● **STATED TASK**
Look through the listing below and report how many lines contain "gscreenshot", as a bare number.

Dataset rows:
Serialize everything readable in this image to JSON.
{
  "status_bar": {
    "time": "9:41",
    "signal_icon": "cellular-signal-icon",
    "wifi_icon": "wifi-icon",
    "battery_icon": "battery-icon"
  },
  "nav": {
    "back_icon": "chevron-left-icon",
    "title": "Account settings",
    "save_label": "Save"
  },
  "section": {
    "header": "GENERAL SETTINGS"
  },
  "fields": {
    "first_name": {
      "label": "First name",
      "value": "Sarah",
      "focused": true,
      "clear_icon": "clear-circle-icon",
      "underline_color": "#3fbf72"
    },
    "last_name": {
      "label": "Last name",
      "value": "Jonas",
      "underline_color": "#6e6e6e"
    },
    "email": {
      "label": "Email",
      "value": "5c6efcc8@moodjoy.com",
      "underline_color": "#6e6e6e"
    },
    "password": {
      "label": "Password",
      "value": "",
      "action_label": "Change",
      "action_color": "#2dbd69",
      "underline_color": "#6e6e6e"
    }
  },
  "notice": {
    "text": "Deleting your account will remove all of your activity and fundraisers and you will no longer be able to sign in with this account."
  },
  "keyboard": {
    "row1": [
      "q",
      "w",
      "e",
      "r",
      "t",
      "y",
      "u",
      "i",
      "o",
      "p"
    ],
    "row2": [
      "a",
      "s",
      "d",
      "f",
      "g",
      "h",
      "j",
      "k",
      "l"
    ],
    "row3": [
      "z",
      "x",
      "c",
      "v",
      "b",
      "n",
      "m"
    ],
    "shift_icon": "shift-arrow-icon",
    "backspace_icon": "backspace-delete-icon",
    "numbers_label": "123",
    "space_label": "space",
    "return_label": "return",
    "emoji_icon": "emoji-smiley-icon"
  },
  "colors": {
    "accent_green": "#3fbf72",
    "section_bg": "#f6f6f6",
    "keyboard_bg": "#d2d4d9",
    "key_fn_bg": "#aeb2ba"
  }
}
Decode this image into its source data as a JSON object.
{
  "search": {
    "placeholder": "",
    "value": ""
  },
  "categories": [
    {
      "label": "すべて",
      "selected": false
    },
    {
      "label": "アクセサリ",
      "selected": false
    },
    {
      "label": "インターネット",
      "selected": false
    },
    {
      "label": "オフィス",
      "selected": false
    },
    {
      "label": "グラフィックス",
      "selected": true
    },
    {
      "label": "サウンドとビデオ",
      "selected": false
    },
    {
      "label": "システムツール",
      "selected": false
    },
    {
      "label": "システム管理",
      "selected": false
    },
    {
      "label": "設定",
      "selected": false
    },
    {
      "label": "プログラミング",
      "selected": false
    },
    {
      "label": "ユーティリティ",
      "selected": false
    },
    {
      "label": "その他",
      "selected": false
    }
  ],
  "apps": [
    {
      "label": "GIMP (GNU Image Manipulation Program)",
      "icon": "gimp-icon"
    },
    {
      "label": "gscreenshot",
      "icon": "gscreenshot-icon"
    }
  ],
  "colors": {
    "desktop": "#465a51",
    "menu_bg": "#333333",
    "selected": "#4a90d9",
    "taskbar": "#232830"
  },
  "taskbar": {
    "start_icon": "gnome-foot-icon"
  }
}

==

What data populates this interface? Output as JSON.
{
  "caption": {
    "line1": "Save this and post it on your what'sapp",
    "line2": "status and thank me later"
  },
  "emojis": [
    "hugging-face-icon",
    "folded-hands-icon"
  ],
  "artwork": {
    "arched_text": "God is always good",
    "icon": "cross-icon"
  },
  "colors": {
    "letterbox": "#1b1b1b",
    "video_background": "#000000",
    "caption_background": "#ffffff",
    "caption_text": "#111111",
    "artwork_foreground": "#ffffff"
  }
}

● **PROBLEM SOLUTION**
2